Your objective: Copy every line from the data below in which the string "sample" can be found.
--- begin Provided entries ---
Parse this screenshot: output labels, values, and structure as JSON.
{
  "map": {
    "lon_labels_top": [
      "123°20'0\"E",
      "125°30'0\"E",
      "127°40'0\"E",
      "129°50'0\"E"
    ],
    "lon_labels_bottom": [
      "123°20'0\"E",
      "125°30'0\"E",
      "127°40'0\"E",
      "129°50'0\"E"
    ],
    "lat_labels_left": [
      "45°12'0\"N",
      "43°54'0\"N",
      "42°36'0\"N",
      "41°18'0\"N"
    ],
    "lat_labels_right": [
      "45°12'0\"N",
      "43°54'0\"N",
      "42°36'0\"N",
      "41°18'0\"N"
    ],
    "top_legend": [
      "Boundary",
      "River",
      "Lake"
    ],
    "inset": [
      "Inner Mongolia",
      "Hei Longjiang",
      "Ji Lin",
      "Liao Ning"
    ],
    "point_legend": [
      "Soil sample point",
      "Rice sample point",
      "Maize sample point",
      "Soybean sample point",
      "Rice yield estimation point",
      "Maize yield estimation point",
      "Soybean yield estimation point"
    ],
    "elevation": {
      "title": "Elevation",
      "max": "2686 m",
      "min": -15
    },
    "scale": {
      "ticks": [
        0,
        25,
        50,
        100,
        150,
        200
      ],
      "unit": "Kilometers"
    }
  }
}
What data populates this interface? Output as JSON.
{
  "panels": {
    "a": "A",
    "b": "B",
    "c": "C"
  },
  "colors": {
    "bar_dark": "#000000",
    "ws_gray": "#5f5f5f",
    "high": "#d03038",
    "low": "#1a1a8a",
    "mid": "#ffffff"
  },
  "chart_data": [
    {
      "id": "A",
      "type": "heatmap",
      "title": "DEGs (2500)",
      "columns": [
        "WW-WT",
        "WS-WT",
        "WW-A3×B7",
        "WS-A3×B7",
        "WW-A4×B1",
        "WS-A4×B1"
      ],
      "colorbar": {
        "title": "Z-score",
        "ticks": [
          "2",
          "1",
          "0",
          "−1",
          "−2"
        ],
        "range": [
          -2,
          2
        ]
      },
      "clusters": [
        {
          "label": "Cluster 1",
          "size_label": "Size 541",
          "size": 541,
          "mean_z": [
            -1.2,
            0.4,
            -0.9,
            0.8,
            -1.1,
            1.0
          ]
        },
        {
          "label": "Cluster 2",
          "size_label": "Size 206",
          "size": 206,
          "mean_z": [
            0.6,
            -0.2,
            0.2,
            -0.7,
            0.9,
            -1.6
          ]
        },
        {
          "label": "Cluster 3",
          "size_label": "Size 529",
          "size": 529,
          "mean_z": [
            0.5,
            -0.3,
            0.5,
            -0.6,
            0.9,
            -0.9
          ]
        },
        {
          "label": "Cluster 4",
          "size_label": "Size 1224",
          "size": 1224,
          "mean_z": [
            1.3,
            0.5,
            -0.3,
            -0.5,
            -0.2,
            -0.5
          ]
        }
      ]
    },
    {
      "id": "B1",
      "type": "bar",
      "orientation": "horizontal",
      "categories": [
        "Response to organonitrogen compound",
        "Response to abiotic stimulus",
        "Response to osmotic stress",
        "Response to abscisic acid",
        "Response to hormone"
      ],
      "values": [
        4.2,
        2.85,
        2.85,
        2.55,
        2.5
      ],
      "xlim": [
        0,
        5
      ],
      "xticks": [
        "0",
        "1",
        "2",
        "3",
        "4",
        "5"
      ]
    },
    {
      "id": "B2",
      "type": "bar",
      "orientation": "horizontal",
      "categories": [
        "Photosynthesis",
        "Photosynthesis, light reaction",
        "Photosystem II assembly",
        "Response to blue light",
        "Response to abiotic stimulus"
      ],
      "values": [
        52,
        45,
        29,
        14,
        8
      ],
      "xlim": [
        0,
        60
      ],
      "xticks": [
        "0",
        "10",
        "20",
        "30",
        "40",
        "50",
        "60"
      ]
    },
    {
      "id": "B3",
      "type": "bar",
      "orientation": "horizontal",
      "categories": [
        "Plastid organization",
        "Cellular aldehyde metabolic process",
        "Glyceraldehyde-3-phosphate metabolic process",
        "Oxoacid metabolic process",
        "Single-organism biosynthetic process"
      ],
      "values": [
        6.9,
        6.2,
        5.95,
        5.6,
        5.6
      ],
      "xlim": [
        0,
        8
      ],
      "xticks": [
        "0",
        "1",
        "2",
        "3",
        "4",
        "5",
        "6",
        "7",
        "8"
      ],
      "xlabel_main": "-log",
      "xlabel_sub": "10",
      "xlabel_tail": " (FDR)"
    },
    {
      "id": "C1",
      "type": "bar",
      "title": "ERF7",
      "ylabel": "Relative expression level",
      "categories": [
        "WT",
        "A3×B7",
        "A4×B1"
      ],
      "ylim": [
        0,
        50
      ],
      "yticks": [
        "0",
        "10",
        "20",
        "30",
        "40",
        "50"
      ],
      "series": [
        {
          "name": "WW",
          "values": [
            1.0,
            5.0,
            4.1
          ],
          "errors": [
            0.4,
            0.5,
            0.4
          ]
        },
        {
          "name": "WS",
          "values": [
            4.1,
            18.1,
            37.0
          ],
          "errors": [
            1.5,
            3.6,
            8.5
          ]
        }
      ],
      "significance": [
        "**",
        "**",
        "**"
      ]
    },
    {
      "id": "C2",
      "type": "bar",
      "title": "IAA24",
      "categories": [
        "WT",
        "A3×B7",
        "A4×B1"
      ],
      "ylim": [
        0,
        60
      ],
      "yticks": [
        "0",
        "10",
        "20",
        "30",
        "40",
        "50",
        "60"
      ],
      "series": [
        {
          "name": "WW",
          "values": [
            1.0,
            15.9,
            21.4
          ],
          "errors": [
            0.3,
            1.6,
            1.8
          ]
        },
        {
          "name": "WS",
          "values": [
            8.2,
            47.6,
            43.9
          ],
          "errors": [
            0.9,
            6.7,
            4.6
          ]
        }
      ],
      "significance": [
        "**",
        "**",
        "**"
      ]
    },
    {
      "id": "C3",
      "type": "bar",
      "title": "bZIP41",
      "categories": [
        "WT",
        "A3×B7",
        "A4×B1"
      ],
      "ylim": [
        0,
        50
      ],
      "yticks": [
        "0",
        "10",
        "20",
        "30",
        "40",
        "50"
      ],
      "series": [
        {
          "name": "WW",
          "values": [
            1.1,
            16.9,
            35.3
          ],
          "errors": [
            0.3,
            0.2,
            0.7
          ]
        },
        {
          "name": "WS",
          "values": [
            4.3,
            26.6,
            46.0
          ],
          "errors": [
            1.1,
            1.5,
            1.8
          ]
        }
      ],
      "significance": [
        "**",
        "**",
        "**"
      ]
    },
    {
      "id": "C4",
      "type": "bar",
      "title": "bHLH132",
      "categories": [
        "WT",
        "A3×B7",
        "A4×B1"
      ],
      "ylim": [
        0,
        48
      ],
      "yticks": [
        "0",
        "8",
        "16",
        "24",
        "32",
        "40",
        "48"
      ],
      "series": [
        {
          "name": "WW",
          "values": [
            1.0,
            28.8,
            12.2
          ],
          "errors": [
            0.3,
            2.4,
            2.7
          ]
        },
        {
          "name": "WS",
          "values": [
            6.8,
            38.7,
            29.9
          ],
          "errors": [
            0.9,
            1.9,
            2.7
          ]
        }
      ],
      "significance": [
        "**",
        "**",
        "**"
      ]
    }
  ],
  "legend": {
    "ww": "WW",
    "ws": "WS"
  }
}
--- end Provided entries ---
Answer to the task:
      "Soil sample point",
      "Rice sample point",
      "Maize sample point",
      "Soybean sample point",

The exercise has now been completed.